(Task goal)
Gather up the lines with the word "type" in them.

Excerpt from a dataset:
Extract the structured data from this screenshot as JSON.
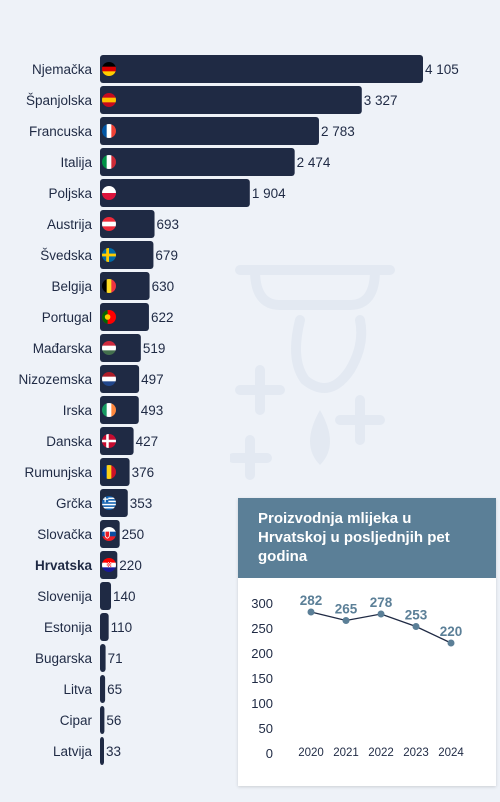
{
  "chart_data": [
    {
      "type": "bar",
      "orientation": "horizontal",
      "categories": [
        "Njemačka",
        "Španjolska",
        "Francuska",
        "Italija",
        "Poljska",
        "Austrija",
        "Švedska",
        "Belgija",
        "Portugal",
        "Mađarska",
        "Nizozemska",
        "Irska",
        "Danska",
        "Rumunjska",
        "Grčka",
        "Slovačka",
        "Hrvatska",
        "Slovenija",
        "Estonija",
        "Bugarska",
        "Litva",
        "Cipar",
        "Latvija"
      ],
      "values": [
        4105,
        3327,
        2783,
        2474,
        1904,
        693,
        679,
        630,
        622,
        519,
        497,
        493,
        427,
        376,
        353,
        250,
        220,
        140,
        110,
        71,
        65,
        56,
        33
      ],
      "value_labels": [
        "4 105",
        "3 327",
        "2 783",
        "2 474",
        "1 904",
        "693",
        "679",
        "630",
        "622",
        "519",
        "497",
        "493",
        "427",
        "376",
        "353",
        "250",
        "220",
        "140",
        "110",
        "71",
        "65",
        "56",
        "33"
      ],
      "highlight": "Hrvatska",
      "flags": [
        "de",
        "es",
        "fr",
        "it",
        "pl",
        "at",
        "se",
        "be",
        "pt",
        "hu",
        "nl",
        "ie",
        "dk",
        "ro",
        "gr",
        "sk",
        "hr"
      ],
      "bar_color": "#1f2a44"
    },
    {
      "type": "line",
      "title": "Proizvodnja mlijeka u Hrvatskoj u posljednjih pet godina",
      "x": [
        "2020",
        "2021",
        "2022",
        "2023",
        "2024"
      ],
      "values": [
        282,
        265,
        278,
        253,
        220
      ],
      "ylim": [
        0,
        300
      ],
      "yticks": [
        "300",
        "250",
        "200",
        "150",
        "100",
        "50",
        "0"
      ],
      "line_color": "#1f2a44",
      "marker_color": "#5b7f97",
      "header_color": "#5b7f97"
    }
  ]
}
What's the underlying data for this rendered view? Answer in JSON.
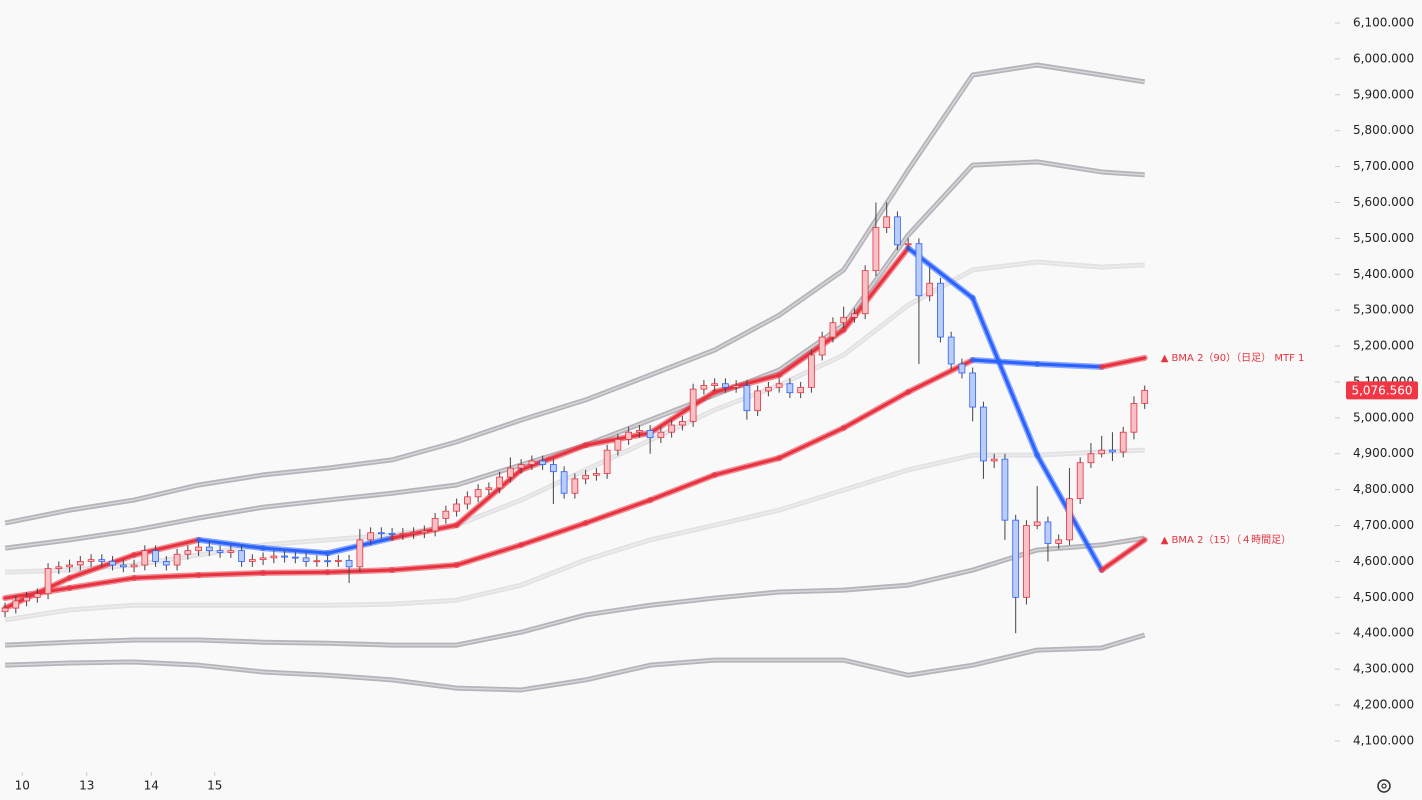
{
  "chart_data": {
    "type": "candlestick",
    "xlim": [
      -0.47,
      123.7
    ],
    "ylim": [
      4019,
      6164
    ],
    "yticks": [
      {
        "value": 4100,
        "label": "4,100.000"
      },
      {
        "value": 4200,
        "label": "4,200.000"
      },
      {
        "value": 4300,
        "label": "4,300.000"
      },
      {
        "value": 4400,
        "label": "4,400.000"
      },
      {
        "value": 4500,
        "label": "4,500.000"
      },
      {
        "value": 4600,
        "label": "4,600.000"
      },
      {
        "value": 4700,
        "label": "4,700.000"
      },
      {
        "value": 4800,
        "label": "4,800.000"
      },
      {
        "value": 4900,
        "label": "4,900.000"
      },
      {
        "value": 5000,
        "label": "5,000.000"
      },
      {
        "value": 5100,
        "label": "5,100.000"
      },
      {
        "value": 5200,
        "label": "5,200.000"
      },
      {
        "value": 5300,
        "label": "5,300.000"
      },
      {
        "value": 5400,
        "label": "5,400.000"
      },
      {
        "value": 5500,
        "label": "5,500.000"
      },
      {
        "value": 5600,
        "label": "5,600.000"
      },
      {
        "value": 5700,
        "label": "5,700.000"
      },
      {
        "value": 5800,
        "label": "5,800.000"
      },
      {
        "value": 5900,
        "label": "5,900.000"
      },
      {
        "value": 6000,
        "label": "6,000.000"
      },
      {
        "value": 6100,
        "label": "6,100.000"
      }
    ],
    "xticks": [
      {
        "value": 1.6,
        "label": "10"
      },
      {
        "value": 7.6,
        "label": "13"
      },
      {
        "value": 13.6,
        "label": "14"
      },
      {
        "value": 19.5,
        "label": "15"
      }
    ],
    "up_color": "#e8323f",
    "down_color": "#2962ff",
    "open": [
      4460,
      4470,
      4490,
      4500,
      4510,
      4580,
      4585,
      4590,
      4600,
      4605,
      4600,
      4590,
      4585,
      4590,
      4630,
      4600,
      4590,
      4620,
      4630,
      4640,
      4630,
      4625,
      4630,
      4600,
      4605,
      4610,
      4615,
      4612,
      4610,
      4600,
      4602,
      4600,
      4603,
      4585,
      4660,
      4680,
      4678,
      4675,
      4678,
      4680,
      4685,
      4720,
      4740,
      4760,
      4780,
      4800,
      4805,
      4835,
      4860,
      4870,
      4880,
      4870,
      4850,
      4790,
      4830,
      4840,
      4845,
      4910,
      4940,
      4960,
      4965,
      4945,
      4960,
      4980,
      4990,
      5080,
      5090,
      5095,
      5085,
      5090,
      5020,
      5075,
      5085,
      5095,
      5070,
      5085,
      5175,
      5225,
      5265,
      5280,
      5290,
      5410,
      5530,
      5560,
      5482,
      5485,
      5340,
      5375,
      5225,
      5150,
      5125,
      5030,
      4880,
      4885,
      4715,
      4500,
      4700,
      4710,
      4650,
      4660,
      4775,
      4875,
      4900,
      4910,
      4905,
      4960,
      5040
    ],
    "close": [
      4470,
      4490,
      4500,
      4510,
      4580,
      4585,
      4590,
      4600,
      4605,
      4600,
      4590,
      4585,
      4590,
      4630,
      4600,
      4590,
      4620,
      4630,
      4640,
      4630,
      4625,
      4630,
      4600,
      4605,
      4610,
      4615,
      4612,
      4610,
      4600,
      4602,
      4600,
      4603,
      4585,
      4660,
      4680,
      4678,
      4675,
      4678,
      4680,
      4685,
      4720,
      4740,
      4760,
      4780,
      4800,
      4805,
      4835,
      4860,
      4870,
      4880,
      4870,
      4850,
      4790,
      4830,
      4840,
      4845,
      4910,
      4940,
      4960,
      4965,
      4945,
      4960,
      4980,
      4990,
      5080,
      5090,
      5095,
      5085,
      5090,
      5020,
      5075,
      5085,
      5095,
      5070,
      5085,
      5175,
      5225,
      5265,
      5280,
      5290,
      5410,
      5530,
      5560,
      5482,
      5485,
      5340,
      5375,
      5225,
      5150,
      5125,
      5030,
      4880,
      4885,
      4715,
      4500,
      4700,
      4710,
      4650,
      4660,
      4775,
      4875,
      4900,
      4910,
      4905,
      4960,
      5040,
      5076.56
    ],
    "high": [
      4485,
      4505,
      4515,
      4525,
      4595,
      4600,
      4605,
      4615,
      4620,
      4620,
      4615,
      4605,
      4605,
      4645,
      4645,
      4615,
      4635,
      4645,
      4655,
      4655,
      4645,
      4645,
      4645,
      4620,
      4625,
      4630,
      4630,
      4627,
      4625,
      4617,
      4617,
      4618,
      4618,
      4690,
      4695,
      4695,
      4693,
      4693,
      4695,
      4700,
      4735,
      4755,
      4775,
      4795,
      4815,
      4820,
      4850,
      4890,
      4885,
      4895,
      4895,
      4885,
      4865,
      4845,
      4855,
      4860,
      4925,
      4955,
      4975,
      4980,
      4980,
      4975,
      4995,
      5005,
      5095,
      5105,
      5110,
      5110,
      5105,
      5105,
      5090,
      5100,
      5110,
      5110,
      5100,
      5190,
      5240,
      5280,
      5310,
      5305,
      5425,
      5600,
      5600,
      5575,
      5500,
      5500,
      5420,
      5390,
      5240,
      5165,
      5140,
      5045,
      4900,
      4900,
      4730,
      4715,
      4810,
      4725,
      4675,
      4860,
      4890,
      4930,
      4950,
      4960,
      4975,
      5060,
      5090
    ],
    "low": [
      4445,
      4455,
      4475,
      4485,
      4495,
      4565,
      4570,
      4575,
      4585,
      4585,
      4575,
      4570,
      4570,
      4575,
      4585,
      4575,
      4575,
      4605,
      4615,
      4615,
      4610,
      4610,
      4585,
      4585,
      4590,
      4595,
      4597,
      4595,
      4585,
      4585,
      4585,
      4585,
      4540,
      4570,
      4645,
      4663,
      4660,
      4660,
      4663,
      4665,
      4670,
      4705,
      4725,
      4745,
      4765,
      4785,
      4790,
      4820,
      4845,
      4855,
      4855,
      4760,
      4775,
      4775,
      4815,
      4825,
      4830,
      4895,
      4925,
      4945,
      4900,
      4930,
      4945,
      4965,
      4975,
      5065,
      5075,
      5070,
      5070,
      4995,
      5005,
      5060,
      5070,
      5055,
      5055,
      5070,
      5160,
      5210,
      5250,
      5265,
      5275,
      5395,
      5515,
      5467,
      5467,
      5150,
      5325,
      5210,
      5135,
      5110,
      4990,
      4830,
      4860,
      4660,
      4400,
      4480,
      4690,
      4600,
      4635,
      4645,
      4760,
      4860,
      4890,
      4880,
      4890,
      4940,
      5025
    ],
    "last_price": {
      "value": 5076.56,
      "label": "5,076.560"
    },
    "line_x": [
      0,
      6,
      12,
      18,
      24,
      30,
      36,
      42,
      48,
      54,
      60,
      66,
      72,
      78,
      84,
      90,
      96,
      102,
      106
    ],
    "lines": [
      {
        "color": "#b4b4ba",
        "inner": "#d6d6da",
        "values": [
          4707,
          4743,
          4771,
          4813,
          4841,
          4860,
          4883,
          4933,
          4994,
          5050,
          5119,
          5189,
          5286,
          5412,
          5690,
          5955,
          5983,
          5955,
          5936
        ]
      },
      {
        "color": "#b4b4ba",
        "inner": "#d6d6da",
        "values": [
          4637,
          4660,
          4687,
          4721,
          4751,
          4771,
          4790,
          4813,
          4869,
          4924,
          4994,
          5064,
          5133,
          5259,
          5509,
          5704,
          5713,
          5685,
          5677
        ]
      },
      {
        "color": "#e2e2e4",
        "inner": "#ececee",
        "values": [
          4570,
          4576,
          4590,
          4618,
          4646,
          4660,
          4674,
          4701,
          4771,
          4855,
          4938,
          5022,
          5091,
          5175,
          5314,
          5412,
          5434,
          5420,
          5426
        ]
      },
      {
        "color": "#e2e2e4",
        "inner": "#ececee",
        "values": [
          4437,
          4465,
          4478,
          4478,
          4478,
          4478,
          4481,
          4492,
          4534,
          4604,
          4660,
          4701,
          4743,
          4799,
          4855,
          4896,
          4896,
          4905,
          4910
        ]
      },
      {
        "color": "#b4b4ba",
        "inner": "#d6d6da",
        "values": [
          4367,
          4375,
          4381,
          4381,
          4375,
          4372,
          4367,
          4367,
          4403,
          4451,
          4478,
          4498,
          4515,
          4520,
          4534,
          4576,
          4632,
          4646,
          4665
        ]
      },
      {
        "color": "#b4b4ba",
        "inner": "#d6d6da",
        "values": [
          4311,
          4317,
          4320,
          4311,
          4292,
          4283,
          4270,
          4247,
          4242,
          4270,
          4311,
          4325,
          4325,
          4325,
          4283,
          4311,
          4353,
          4359,
          4395
        ]
      },
      {
        "name": "▲ BMA 2（90）（日足） MTF 1",
        "values": [
          4498,
          4526,
          4554,
          4562,
          4568,
          4570,
          4576,
          4590,
          4646,
          4707,
          4771,
          4841,
          4888,
          4972,
          5072,
          5161,
          5150,
          5142,
          5167
        ],
        "segment_colors": [
          "#e8323f",
          "#e8323f",
          "#e8323f",
          "#e8323f",
          "#e8323f",
          "#e8323f",
          "#e8323f",
          "#e8323f",
          "#e8323f",
          "#e8323f",
          "#e8323f",
          "#e8323f",
          "#e8323f",
          "#e8323f",
          "#e8323f",
          "#2962ff",
          "#2962ff",
          "#e8323f"
        ]
      },
      {
        "name": "▲ BMA 2（15）（４時間足）",
        "values": [
          4470,
          4554,
          4618,
          4660,
          4637,
          4623,
          4665,
          4701,
          4855,
          4924,
          4958,
          5072,
          5119,
          5245,
          5473,
          5334,
          4896,
          4576,
          4660
        ],
        "segment_colors": [
          "#e8323f",
          "#e8323f",
          "#e8323f",
          "#2962ff",
          "#2962ff",
          "#2962ff",
          "#e8323f",
          "#e8323f",
          "#e8323f",
          "#e8323f",
          "#e8323f",
          "#e8323f",
          "#e8323f",
          "#e8323f",
          "#2962ff",
          "#2962ff",
          "#2962ff",
          "#e8323f"
        ]
      }
    ]
  }
}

(Result for this task)
      "type": "bar",
      "type": "line",
    "type": "candlestick",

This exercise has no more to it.